## TASK DETAILS
Give only the number of lines in the data that include the string "icon".

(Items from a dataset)
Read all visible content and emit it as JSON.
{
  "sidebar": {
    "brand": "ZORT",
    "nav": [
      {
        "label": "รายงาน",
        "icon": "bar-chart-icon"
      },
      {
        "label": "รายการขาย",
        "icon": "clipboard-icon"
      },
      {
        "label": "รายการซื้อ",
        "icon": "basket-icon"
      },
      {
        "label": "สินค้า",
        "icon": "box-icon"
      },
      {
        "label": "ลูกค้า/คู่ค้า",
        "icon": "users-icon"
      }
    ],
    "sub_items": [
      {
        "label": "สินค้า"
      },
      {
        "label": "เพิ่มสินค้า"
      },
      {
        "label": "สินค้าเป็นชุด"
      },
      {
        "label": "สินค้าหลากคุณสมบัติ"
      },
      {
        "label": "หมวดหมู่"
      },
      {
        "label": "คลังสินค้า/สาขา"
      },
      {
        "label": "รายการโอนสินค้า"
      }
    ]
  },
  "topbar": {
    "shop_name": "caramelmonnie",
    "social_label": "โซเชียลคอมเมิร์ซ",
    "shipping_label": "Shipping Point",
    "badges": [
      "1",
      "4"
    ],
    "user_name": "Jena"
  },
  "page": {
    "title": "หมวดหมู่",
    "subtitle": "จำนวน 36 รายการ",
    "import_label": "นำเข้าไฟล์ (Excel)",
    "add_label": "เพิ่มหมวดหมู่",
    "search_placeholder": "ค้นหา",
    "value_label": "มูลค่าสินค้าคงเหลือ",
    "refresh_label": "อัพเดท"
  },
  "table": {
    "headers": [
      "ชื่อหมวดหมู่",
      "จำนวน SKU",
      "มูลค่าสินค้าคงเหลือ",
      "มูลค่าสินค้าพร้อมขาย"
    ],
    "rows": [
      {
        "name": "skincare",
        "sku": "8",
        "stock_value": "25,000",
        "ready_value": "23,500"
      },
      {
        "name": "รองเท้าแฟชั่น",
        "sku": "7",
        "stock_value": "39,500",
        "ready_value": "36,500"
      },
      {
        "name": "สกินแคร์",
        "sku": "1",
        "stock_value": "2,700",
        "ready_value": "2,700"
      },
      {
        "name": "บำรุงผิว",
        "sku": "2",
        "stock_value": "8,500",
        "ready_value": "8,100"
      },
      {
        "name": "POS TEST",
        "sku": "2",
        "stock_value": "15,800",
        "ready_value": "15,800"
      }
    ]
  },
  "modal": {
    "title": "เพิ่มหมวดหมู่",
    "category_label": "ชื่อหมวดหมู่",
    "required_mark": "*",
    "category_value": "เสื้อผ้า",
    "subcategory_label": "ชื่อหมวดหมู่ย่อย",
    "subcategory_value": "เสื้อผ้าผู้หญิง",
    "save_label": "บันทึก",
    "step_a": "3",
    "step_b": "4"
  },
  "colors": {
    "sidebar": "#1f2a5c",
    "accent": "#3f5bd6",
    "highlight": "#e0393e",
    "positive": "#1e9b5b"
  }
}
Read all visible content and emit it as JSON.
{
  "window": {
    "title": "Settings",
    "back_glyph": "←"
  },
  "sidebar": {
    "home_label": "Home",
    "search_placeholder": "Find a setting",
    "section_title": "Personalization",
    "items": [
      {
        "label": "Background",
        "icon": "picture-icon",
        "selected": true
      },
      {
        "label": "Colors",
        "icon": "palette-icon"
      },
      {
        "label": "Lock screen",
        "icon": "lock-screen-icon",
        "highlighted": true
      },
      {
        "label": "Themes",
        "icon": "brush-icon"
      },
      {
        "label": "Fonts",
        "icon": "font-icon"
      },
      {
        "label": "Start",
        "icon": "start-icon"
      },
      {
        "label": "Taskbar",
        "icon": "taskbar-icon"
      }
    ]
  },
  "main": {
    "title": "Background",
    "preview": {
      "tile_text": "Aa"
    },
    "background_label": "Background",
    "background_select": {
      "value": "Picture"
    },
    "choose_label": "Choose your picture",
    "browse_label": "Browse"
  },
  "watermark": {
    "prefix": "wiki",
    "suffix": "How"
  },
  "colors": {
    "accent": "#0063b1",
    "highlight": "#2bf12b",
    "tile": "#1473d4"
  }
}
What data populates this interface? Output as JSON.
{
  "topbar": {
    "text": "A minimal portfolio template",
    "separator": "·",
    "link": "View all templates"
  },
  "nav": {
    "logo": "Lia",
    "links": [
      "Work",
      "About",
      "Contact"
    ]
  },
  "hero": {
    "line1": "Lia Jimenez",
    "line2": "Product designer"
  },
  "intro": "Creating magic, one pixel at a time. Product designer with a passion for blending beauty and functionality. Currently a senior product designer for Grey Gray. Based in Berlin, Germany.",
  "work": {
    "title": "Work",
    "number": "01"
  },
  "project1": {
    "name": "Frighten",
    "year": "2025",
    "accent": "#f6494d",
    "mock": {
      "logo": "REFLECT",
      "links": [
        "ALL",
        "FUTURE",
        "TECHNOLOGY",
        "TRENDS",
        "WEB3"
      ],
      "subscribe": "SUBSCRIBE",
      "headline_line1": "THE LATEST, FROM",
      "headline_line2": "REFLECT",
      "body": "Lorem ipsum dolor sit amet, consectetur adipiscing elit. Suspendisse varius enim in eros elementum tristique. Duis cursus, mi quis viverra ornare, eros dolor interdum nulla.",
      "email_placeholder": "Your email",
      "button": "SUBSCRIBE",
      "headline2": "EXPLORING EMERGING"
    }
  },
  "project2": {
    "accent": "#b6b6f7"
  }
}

## ANSWER TO THIS TASK
12